##### Data supplied #####
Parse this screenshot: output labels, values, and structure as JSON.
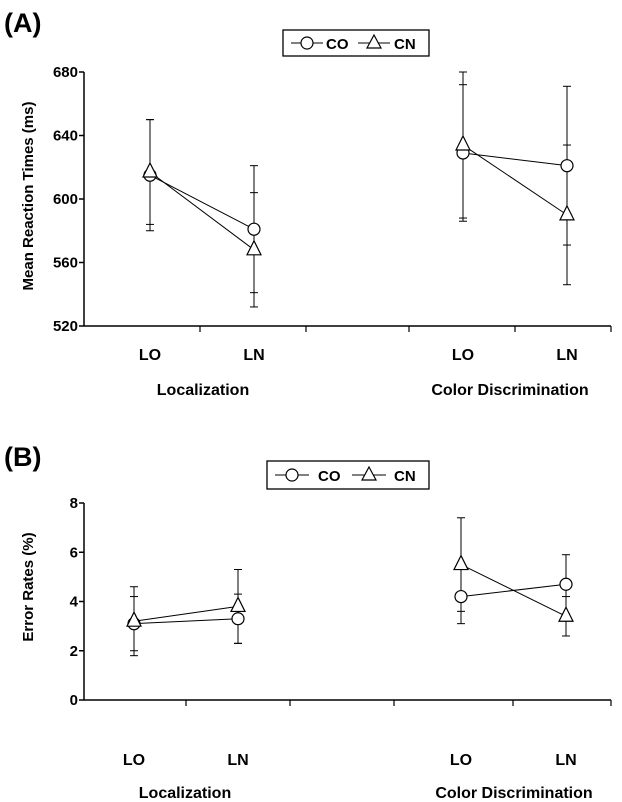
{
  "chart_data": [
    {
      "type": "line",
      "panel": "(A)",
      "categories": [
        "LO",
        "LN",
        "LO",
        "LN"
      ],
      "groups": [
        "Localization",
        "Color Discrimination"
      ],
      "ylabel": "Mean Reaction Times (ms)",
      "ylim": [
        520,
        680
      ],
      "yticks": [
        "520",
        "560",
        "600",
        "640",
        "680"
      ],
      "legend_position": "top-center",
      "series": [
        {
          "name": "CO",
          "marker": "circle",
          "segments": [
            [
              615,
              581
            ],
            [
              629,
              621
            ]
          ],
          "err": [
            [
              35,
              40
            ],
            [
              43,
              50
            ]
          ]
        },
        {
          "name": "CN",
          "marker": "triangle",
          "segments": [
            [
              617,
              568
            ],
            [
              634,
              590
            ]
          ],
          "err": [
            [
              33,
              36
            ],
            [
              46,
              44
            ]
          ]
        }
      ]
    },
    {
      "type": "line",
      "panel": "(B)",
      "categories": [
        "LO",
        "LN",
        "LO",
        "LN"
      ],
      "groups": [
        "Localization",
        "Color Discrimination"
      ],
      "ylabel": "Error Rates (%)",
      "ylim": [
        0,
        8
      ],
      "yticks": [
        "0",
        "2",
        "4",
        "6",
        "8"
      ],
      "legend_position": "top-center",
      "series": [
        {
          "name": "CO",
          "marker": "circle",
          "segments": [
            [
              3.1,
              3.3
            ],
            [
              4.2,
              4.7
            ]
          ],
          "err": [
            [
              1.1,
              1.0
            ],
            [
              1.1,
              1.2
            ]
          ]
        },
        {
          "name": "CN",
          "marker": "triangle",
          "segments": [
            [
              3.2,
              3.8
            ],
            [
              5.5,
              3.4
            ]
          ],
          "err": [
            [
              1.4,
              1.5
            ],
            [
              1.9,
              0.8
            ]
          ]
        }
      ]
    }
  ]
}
#####
Without the pictures, print the records in full, exactly as they appear.

Solution to this task:
Parse this screenshot: output labels, values, and structure as JSON.
{
  "chart_data": [
    {
      "type": "line",
      "panel": "(A)",
      "categories": [
        "LO",
        "LN",
        "LO",
        "LN"
      ],
      "groups": [
        "Localization",
        "Color Discrimination"
      ],
      "ylabel": "Mean Reaction Times (ms)",
      "ylim": [
        520,
        680
      ],
      "yticks": [
        "520",
        "560",
        "600",
        "640",
        "680"
      ],
      "legend_position": "top-center",
      "series": [
        {
          "name": "CO",
          "marker": "circle",
          "segments": [
            [
              615,
              581
            ],
            [
              629,
              621
            ]
          ],
          "err": [
            [
              35,
              40
            ],
            [
              43,
              50
            ]
          ]
        },
        {
          "name": "CN",
          "marker": "triangle",
          "segments": [
            [
              617,
              568
            ],
            [
              634,
              590
            ]
          ],
          "err": [
            [
              33,
              36
            ],
            [
              46,
              44
            ]
          ]
        }
      ]
    },
    {
      "type": "line",
      "panel": "(B)",
      "categories": [
        "LO",
        "LN",
        "LO",
        "LN"
      ],
      "groups": [
        "Localization",
        "Color Discrimination"
      ],
      "ylabel": "Error Rates (%)",
      "ylim": [
        0,
        8
      ],
      "yticks": [
        "0",
        "2",
        "4",
        "6",
        "8"
      ],
      "legend_position": "top-center",
      "series": [
        {
          "name": "CO",
          "marker": "circle",
          "segments": [
            [
              3.1,
              3.3
            ],
            [
              4.2,
              4.7
            ]
          ],
          "err": [
            [
              1.1,
              1.0
            ],
            [
              1.1,
              1.2
            ]
          ]
        },
        {
          "name": "CN",
          "marker": "triangle",
          "segments": [
            [
              3.2,
              3.8
            ],
            [
              5.5,
              3.4
            ]
          ],
          "err": [
            [
              1.4,
              1.5
            ],
            [
              1.9,
              0.8
            ]
          ]
        }
      ]
    }
  ]
}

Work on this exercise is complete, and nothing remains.